__TASK PROMPT__
Find all lines in the listing that include the word "watermark", then copy them.

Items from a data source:
*-*-*
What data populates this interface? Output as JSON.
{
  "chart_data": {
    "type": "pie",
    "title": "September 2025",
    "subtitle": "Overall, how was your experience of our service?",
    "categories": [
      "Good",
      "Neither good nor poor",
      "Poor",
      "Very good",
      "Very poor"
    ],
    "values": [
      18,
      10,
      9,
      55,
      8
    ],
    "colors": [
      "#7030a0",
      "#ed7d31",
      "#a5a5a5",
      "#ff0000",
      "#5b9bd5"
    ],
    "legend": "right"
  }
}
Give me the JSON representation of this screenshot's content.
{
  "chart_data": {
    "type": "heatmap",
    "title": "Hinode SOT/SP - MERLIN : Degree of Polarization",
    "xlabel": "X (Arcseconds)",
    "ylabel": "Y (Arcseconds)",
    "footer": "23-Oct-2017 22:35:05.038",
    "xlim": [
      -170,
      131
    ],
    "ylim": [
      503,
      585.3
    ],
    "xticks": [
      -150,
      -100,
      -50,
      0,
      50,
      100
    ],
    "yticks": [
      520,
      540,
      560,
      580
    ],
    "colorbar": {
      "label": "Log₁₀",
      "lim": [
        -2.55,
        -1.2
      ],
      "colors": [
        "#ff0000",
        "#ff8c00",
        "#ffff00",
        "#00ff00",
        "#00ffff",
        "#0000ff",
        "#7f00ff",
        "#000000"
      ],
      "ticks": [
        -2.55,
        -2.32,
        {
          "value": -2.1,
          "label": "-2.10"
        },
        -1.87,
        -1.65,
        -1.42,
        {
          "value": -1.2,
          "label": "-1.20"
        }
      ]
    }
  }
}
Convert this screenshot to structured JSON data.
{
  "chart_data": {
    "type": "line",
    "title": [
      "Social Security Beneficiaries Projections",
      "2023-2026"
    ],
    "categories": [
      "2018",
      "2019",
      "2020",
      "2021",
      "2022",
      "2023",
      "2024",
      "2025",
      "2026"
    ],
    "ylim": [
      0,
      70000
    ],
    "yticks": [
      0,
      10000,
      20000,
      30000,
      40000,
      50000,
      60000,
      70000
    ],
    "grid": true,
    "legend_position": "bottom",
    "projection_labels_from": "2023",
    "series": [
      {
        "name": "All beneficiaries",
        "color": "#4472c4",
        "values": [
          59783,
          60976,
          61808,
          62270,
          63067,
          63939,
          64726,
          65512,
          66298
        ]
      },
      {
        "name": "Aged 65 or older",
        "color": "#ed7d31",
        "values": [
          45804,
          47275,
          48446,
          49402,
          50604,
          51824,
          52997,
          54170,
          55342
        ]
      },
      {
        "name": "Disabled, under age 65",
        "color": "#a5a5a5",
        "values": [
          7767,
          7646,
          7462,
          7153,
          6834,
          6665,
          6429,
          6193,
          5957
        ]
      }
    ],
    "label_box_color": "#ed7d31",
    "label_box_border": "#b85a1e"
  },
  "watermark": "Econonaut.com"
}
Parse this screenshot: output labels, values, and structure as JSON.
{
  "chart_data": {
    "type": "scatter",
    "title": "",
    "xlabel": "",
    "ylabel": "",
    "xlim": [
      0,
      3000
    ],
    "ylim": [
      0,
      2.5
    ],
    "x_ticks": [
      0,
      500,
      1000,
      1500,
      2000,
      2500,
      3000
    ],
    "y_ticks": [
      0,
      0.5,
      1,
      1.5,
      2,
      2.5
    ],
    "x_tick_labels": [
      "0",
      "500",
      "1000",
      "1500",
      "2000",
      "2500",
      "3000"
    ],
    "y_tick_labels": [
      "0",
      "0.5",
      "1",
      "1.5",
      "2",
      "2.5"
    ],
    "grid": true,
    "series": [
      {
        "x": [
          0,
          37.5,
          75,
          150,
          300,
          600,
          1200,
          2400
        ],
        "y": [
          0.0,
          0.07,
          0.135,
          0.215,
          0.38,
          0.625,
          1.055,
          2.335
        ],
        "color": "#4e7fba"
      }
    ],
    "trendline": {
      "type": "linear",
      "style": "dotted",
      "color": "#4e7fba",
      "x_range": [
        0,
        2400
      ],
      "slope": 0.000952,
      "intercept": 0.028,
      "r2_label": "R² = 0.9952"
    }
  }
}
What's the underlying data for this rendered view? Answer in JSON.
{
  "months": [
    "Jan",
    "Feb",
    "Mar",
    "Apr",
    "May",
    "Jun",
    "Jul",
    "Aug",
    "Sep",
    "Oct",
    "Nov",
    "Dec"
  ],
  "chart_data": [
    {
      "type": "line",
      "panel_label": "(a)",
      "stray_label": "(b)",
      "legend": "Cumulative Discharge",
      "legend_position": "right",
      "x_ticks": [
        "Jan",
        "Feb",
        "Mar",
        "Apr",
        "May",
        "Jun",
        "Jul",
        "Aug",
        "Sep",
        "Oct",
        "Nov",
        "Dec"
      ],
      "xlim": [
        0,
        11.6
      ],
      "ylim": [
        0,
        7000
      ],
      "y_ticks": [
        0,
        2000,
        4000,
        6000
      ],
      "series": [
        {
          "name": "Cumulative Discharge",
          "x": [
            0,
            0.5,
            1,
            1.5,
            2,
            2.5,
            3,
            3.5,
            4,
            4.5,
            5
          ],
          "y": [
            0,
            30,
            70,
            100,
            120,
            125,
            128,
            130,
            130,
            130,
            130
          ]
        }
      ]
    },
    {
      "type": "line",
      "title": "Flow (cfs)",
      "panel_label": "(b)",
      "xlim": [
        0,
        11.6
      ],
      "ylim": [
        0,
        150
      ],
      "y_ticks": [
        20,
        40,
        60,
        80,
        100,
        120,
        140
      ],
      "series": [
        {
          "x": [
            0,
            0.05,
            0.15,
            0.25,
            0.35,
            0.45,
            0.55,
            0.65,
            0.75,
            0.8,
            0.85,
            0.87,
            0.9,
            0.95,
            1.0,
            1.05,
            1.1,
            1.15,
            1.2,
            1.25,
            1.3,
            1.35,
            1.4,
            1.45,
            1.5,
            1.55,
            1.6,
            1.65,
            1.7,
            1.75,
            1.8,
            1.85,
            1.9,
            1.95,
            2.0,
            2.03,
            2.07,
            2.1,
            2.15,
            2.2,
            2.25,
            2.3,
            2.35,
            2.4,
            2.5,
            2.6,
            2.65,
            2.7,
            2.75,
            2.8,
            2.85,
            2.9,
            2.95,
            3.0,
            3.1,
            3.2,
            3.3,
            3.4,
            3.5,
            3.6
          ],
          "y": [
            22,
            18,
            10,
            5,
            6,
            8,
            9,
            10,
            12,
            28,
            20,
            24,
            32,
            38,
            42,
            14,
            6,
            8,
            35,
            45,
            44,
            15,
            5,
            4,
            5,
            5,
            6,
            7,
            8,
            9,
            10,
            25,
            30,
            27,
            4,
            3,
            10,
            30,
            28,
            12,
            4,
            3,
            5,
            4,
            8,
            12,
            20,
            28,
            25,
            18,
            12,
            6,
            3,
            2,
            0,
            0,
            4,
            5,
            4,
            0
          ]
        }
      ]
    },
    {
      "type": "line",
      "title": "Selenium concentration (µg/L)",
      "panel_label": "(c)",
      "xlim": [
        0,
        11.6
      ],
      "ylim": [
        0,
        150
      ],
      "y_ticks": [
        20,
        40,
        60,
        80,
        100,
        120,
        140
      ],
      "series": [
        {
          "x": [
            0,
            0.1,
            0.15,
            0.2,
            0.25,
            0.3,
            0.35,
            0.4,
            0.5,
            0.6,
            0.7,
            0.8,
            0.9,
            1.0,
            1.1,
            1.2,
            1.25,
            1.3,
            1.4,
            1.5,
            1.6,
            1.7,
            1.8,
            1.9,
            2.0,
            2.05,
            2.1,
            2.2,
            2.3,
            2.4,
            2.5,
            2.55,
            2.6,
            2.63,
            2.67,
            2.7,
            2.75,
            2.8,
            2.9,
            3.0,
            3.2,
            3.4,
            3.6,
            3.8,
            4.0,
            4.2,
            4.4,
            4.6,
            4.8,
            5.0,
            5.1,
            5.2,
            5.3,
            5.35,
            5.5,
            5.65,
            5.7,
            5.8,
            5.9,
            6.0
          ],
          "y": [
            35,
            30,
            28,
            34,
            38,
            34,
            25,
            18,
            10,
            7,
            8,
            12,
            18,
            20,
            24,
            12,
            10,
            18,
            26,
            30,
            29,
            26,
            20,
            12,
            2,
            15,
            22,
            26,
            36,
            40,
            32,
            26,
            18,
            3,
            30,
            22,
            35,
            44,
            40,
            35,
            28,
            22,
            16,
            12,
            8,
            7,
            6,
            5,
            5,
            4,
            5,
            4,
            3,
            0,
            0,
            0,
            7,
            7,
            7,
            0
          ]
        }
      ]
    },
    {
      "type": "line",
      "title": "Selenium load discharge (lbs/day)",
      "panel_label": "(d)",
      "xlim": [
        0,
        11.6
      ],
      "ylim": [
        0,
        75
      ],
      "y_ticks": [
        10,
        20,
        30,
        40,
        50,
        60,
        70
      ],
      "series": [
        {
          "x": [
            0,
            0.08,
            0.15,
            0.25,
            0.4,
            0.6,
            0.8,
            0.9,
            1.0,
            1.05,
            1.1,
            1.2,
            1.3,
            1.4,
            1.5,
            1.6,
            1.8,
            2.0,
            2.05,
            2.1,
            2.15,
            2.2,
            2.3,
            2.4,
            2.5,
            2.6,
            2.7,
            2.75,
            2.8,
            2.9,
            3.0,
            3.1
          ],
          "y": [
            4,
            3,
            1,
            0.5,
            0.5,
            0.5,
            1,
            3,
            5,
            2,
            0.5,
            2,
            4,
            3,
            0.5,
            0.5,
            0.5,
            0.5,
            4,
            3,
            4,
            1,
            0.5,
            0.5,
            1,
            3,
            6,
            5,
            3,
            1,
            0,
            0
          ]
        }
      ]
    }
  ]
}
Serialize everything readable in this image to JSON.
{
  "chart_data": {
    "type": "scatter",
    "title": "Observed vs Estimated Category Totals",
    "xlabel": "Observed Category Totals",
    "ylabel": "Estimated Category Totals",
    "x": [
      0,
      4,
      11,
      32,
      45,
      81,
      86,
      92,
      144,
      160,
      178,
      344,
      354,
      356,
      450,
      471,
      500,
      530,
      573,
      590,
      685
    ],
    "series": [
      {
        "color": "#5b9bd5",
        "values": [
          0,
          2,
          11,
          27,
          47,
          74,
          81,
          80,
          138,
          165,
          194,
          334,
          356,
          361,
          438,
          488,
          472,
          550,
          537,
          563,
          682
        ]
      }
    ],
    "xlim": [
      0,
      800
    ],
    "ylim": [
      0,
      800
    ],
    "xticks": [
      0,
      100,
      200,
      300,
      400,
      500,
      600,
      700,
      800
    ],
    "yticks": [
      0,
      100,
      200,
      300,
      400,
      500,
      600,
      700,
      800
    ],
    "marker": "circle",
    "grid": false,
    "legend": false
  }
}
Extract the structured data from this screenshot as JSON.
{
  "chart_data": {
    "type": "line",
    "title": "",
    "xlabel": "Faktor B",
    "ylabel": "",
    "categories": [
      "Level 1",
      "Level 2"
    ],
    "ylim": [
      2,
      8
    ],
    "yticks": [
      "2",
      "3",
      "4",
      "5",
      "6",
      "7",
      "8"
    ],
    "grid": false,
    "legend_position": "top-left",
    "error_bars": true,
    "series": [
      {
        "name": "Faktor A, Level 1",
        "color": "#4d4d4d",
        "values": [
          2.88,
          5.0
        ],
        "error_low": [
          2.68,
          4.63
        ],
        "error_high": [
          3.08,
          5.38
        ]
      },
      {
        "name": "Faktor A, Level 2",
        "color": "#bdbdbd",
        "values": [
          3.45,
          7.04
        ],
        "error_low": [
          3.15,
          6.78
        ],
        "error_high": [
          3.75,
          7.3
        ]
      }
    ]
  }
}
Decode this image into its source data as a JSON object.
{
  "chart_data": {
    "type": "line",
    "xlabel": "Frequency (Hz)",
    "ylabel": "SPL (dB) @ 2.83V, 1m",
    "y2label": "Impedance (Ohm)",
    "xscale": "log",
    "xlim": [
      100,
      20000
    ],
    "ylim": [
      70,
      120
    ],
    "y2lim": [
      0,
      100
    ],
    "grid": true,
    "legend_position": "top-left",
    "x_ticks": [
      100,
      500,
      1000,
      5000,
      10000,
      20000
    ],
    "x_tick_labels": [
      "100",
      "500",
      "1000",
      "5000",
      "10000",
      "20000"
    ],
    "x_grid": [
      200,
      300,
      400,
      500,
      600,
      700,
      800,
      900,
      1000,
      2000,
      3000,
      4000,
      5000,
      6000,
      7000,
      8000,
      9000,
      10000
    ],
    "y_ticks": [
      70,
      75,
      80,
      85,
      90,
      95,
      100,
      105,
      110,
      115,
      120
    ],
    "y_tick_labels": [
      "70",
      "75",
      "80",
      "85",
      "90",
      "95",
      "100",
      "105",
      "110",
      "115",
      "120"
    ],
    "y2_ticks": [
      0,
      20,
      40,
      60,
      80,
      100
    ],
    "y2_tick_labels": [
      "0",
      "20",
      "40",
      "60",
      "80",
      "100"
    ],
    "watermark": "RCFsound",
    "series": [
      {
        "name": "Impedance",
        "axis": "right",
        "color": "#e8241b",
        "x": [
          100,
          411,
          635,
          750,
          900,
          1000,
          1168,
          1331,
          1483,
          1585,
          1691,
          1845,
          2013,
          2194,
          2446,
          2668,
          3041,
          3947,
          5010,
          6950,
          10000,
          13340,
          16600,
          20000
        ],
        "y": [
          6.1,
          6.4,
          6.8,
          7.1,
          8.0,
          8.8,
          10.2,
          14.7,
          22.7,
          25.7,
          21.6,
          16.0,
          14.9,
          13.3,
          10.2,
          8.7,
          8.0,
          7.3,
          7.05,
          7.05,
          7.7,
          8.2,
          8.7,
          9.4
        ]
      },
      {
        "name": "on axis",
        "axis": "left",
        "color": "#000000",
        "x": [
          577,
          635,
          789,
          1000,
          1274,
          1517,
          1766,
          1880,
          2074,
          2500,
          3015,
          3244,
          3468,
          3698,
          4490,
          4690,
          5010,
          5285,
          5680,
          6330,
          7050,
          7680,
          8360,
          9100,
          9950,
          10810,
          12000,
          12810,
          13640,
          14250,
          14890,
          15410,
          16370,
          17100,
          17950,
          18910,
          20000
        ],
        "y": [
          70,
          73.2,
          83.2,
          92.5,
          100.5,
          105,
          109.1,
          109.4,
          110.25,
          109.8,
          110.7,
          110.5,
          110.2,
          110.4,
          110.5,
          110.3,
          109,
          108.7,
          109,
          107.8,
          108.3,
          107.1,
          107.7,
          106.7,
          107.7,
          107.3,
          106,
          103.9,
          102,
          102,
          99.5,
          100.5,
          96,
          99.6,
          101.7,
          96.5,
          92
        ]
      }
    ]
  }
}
*-*-*
__RESULT FOR THIS EXERCISE__
  "watermark": "Econonaut.com"
    "watermark": "RCFsound",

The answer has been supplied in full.